* EXERCISE DIRECTIONS
Give the entries back exactly, dropping each image.

* DATASET EXTRACT
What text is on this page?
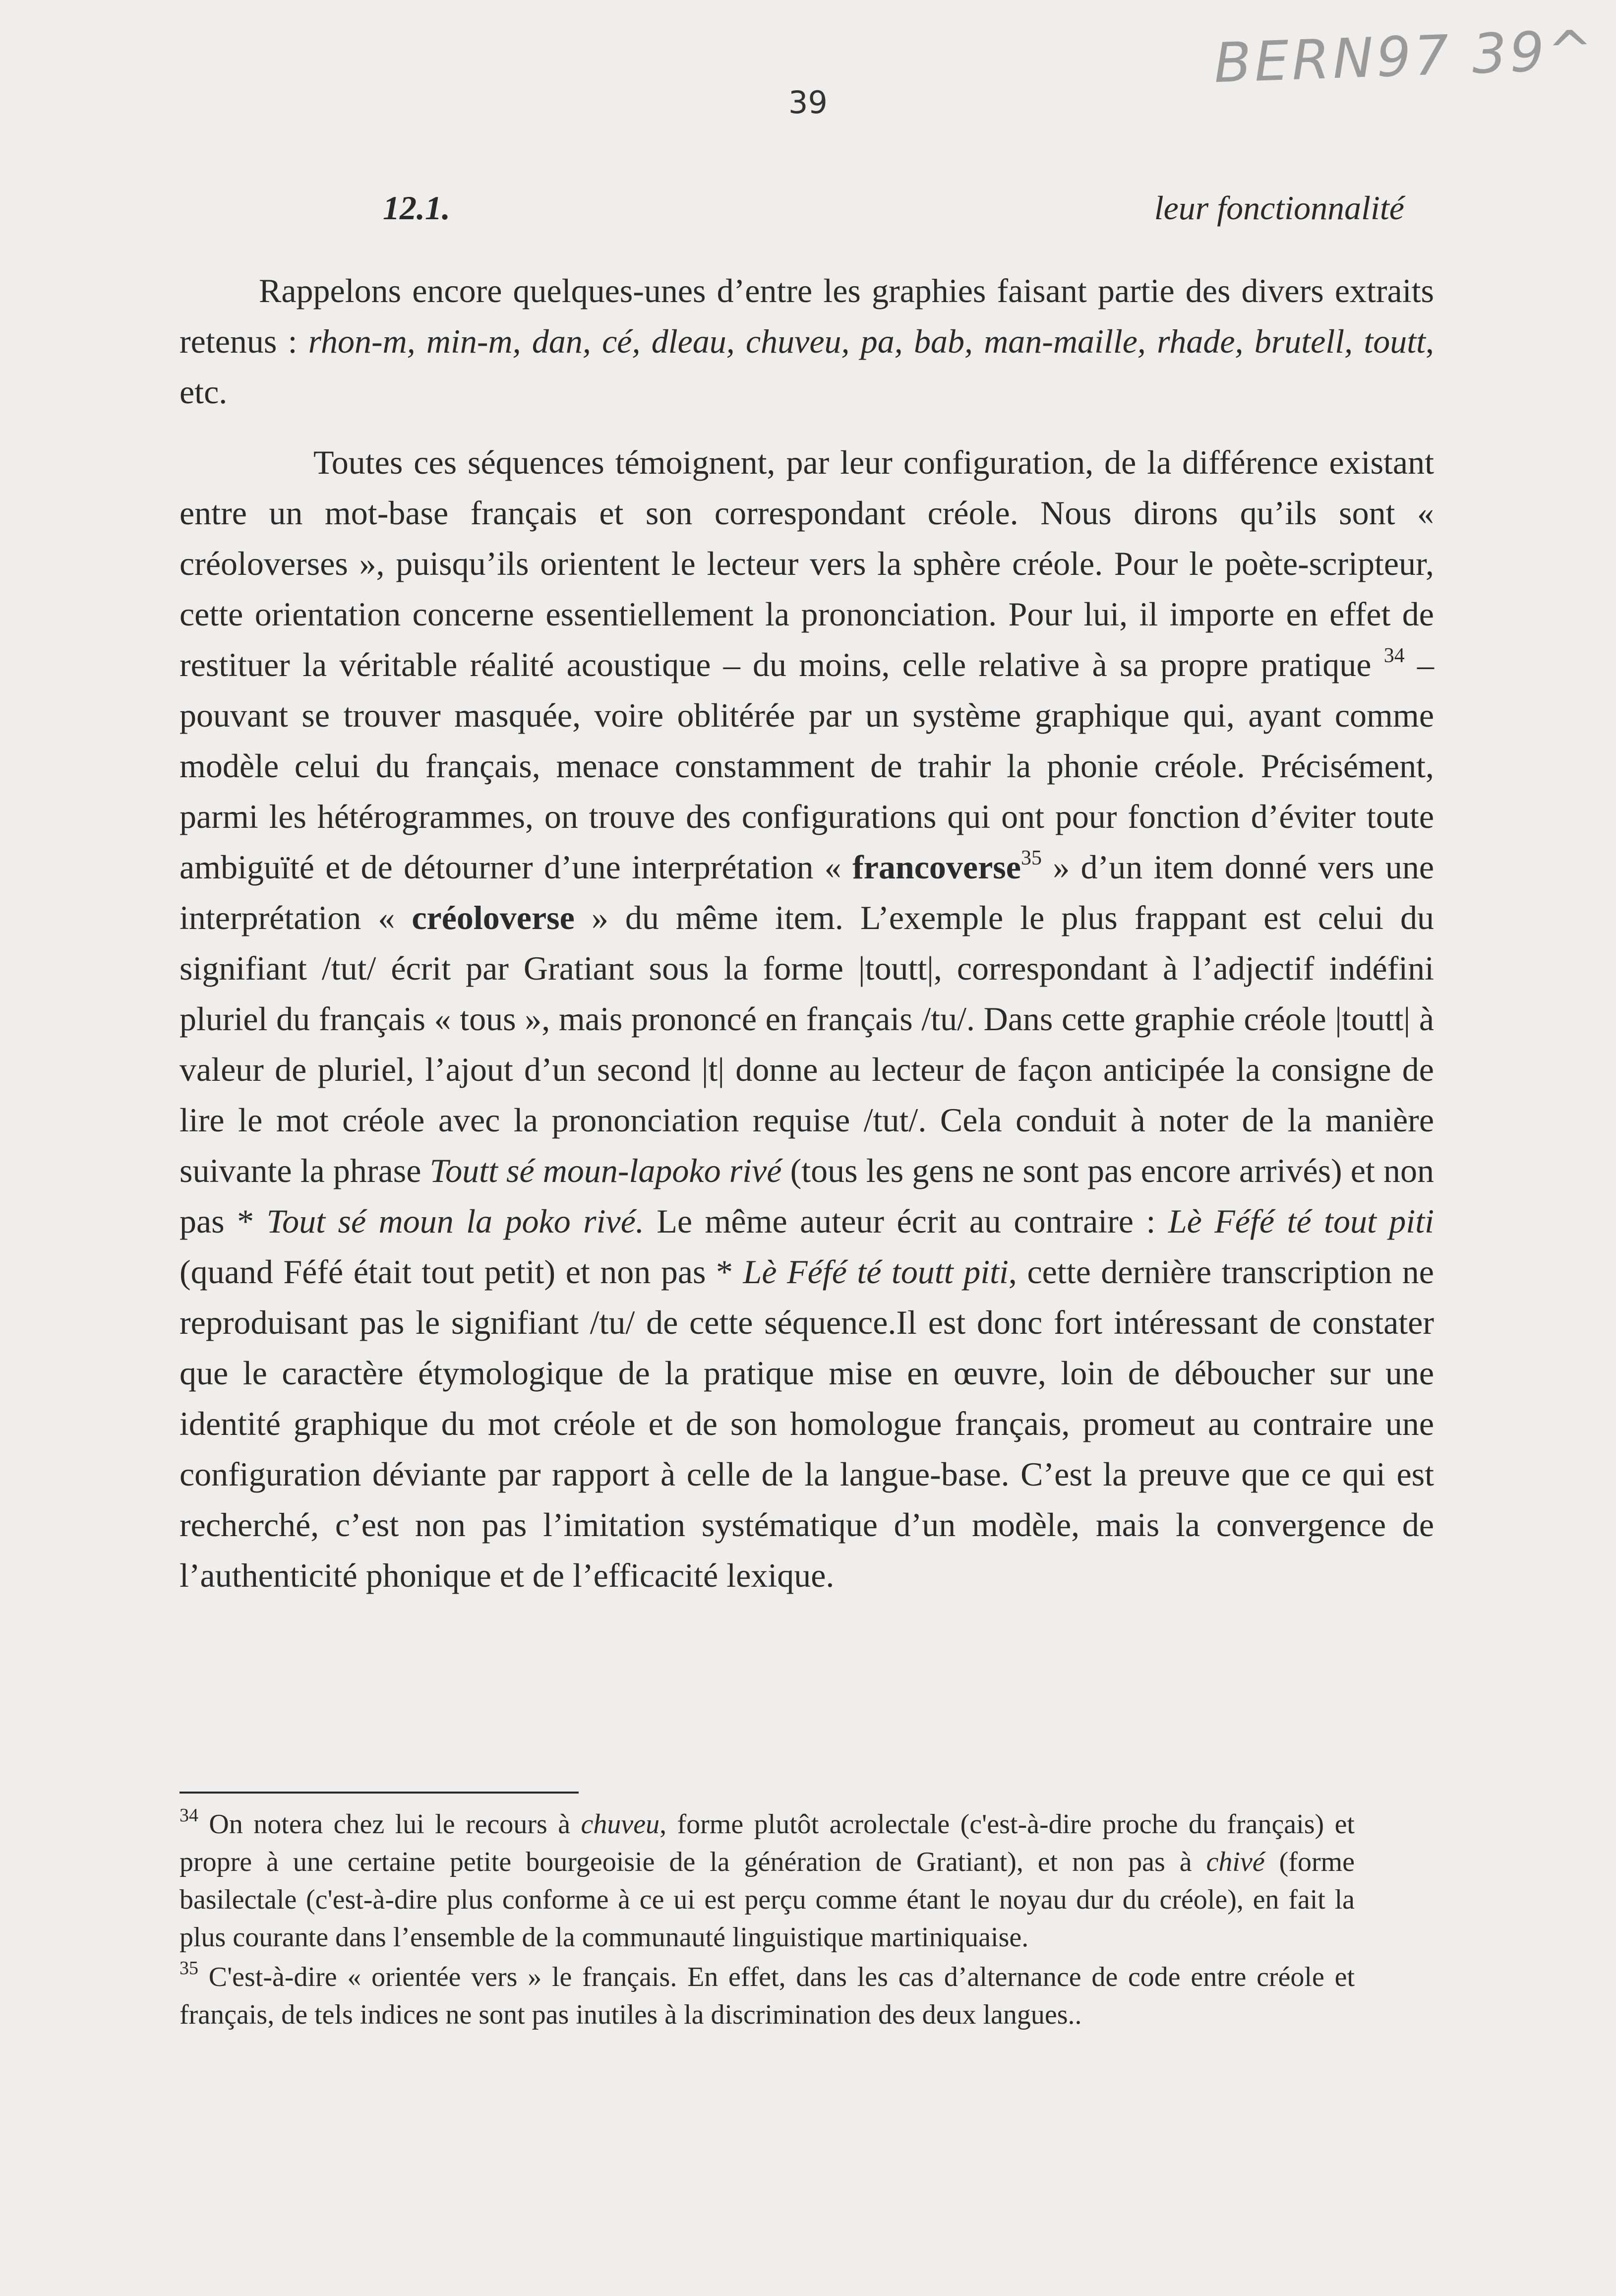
BERN97 39^
39
12.1.	leur fonctionnalité

Rappelons encore quelques-unes d’entre les graphies faisant partie des divers extraits retenus : rhon-m, min-m, dan, cé, dleau, chuveu, pa, bab, man-maille, rhade, brutell, toutt, etc.

Toutes ces séquences témoignent, par leur configuration, de la différence existant entre un mot-base français et son correspondant créole. Nous dirons qu’ils sont « créoloverses », puisqu’ils orientent le lecteur vers la sphère créole. Pour le poète-scripteur, cette orientation concerne essentiellement la prononciation. Pour lui, il importe en effet de restituer la véritable réalité acoustique – du moins, celle relative à sa propre pratique $^{34}$ – pouvant se trouver masquée, voire oblitérée par un système graphique qui, ayant comme modèle celui du français, menace constamment de trahir la phonie créole. Précisément, parmi les hétérogrammes, on trouve des configurations qui ont pour fonction d’éviter toute ambiguïté et de détourner d’une interprétation « francoverse$^{35}$ » d’un item donné vers une interprétation « créoloverse » du même item. L’exemple le plus frappant est celui du signifiant /tut/ écrit par Gratiant sous la forme |toutt|, correspondant à l’adjectif indéfini pluriel du français « tous », mais prononcé en français /tu/. Dans cette graphie créole |toutt| à valeur de pluriel, l’ajout d’un second |t| donne au lecteur de façon anticipée la consigne de lire le mot créole avec la prononciation requise /tut/. Cela conduit à noter de la manière suivante la phrase Toutt sé moun-lapoko rivé (tous les gens ne sont pas encore arrivés) et non pas * Tout sé moun la poko rivé. Le même auteur écrit au contraire : Lè Féfé té tout piti (quand Féfé était tout petit) et non pas * Lè Féfé té toutt piti, cette dernière transcription ne reproduisant pas le signifiant /tu/ de cette séquence.Il est donc fort intéressant de constater que le caractère étymologique de la pratique mise en œuvre, loin de déboucher sur une identité graphique du mot créole et de son homologue français, promeut au contraire une configuration déviante par rapport à celle de la langue-base. C’est la preuve que ce qui est recherché, c’est non pas l’imitation systématique d’un modèle, mais la convergence de l’authenticité phonique et de l’efficacité lexique.

$^{34}$ On notera chez lui le recours à chuveu, forme plutôt acrolectale (c'est-à-dire proche du français) et propre à une certaine petite bourgeoisie de la génération de Gratiant), et non pas à chivé (forme basilectale (c'est-à-dire plus conforme à ce ui est perçu comme étant le noyau dur du créole), en fait la plus courante dans l’ensemble de la communauté linguistique martiniquaise.

$^{35}$ C'est-à-dire « orientée vers » le français. En effet, dans les cas d’alternance de code entre créole et français, de tels indices ne sont pas inutiles à la discrimination des deux langues..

* EXERCISE RESULT
What text is on this page?
BERN97 39^
39
12.1.	leur fonctionnalité

Rappelons encore quelques-unes d’entre les graphies faisant partie des divers extraits retenus : rhon-m, min-m, dan, cé, dleau, chuveu, pa, bab, man-maille, rhade, brutell, toutt, etc.

Toutes ces séquences témoignent, par leur configuration, de la différence existant entre un mot-base français et son correspondant créole. Nous dirons qu’ils sont « créoloverses », puisqu’ils orientent le lecteur vers la sphère créole. Pour le poète-scripteur, cette orientation concerne essentiellement la prononciation. Pour lui, il importe en effet de restituer la véritable réalité acoustique – du moins, celle relative à sa propre pratique $^{34}$ – pouvant se trouver masquée, voire oblitérée par un système graphique qui, ayant comme modèle celui du français, menace constamment de trahir la phonie créole. Précisément, parmi les hétérogrammes, on trouve des configurations qui ont pour fonction d’éviter toute ambiguïté et de détourner d’une interprétation « francoverse$^{35}$ » d’un item donné vers une interprétation « créoloverse » du même item. L’exemple le plus frappant est celui du signifiant /tut/ écrit par Gratiant sous la forme |toutt|, correspondant à l’adjectif indéfini pluriel du français « tous », mais prononcé en français /tu/. Dans cette graphie créole |toutt| à valeur de pluriel, l’ajout d’un second |t| donne au lecteur de façon anticipée la consigne de lire le mot créole avec la prononciation requise /tut/. Cela conduit à noter de la manière suivante la phrase Toutt sé moun-lapoko rivé (tous les gens ne sont pas encore arrivés) et non pas * Tout sé moun la poko rivé. Le même auteur écrit au contraire : Lè Féfé té tout piti (quand Féfé était tout petit) et non pas * Lè Féfé té toutt piti, cette dernière transcription ne reproduisant pas le signifiant /tu/ de cette séquence.Il est donc fort intéressant de constater que le caractère étymologique de la pratique mise en œuvre, loin de déboucher sur une identité graphique du mot créole et de son homologue français, promeut au contraire une configuration déviante par rapport à celle de la langue-base. C’est la preuve que ce qui est recherché, c’est non pas l’imitation systématique d’un modèle, mais la convergence de l’authenticité phonique et de l’efficacité lexique.

$^{34}$ On notera chez lui le recours à chuveu, forme plutôt acrolectale (c'est-à-dire proche du français) et propre à une certaine petite bourgeoisie de la génération de Gratiant), et non pas à chivé (forme basilectale (c'est-à-dire plus conforme à ce ui est perçu comme étant le noyau dur du créole), en fait la plus courante dans l’ensemble de la communauté linguistique martiniquaise.

$^{35}$ C'est-à-dire « orientée vers » le français. En effet, dans les cas d’alternance de code entre créole et français, de tels indices ne sont pas inutiles à la discrimination des deux langues..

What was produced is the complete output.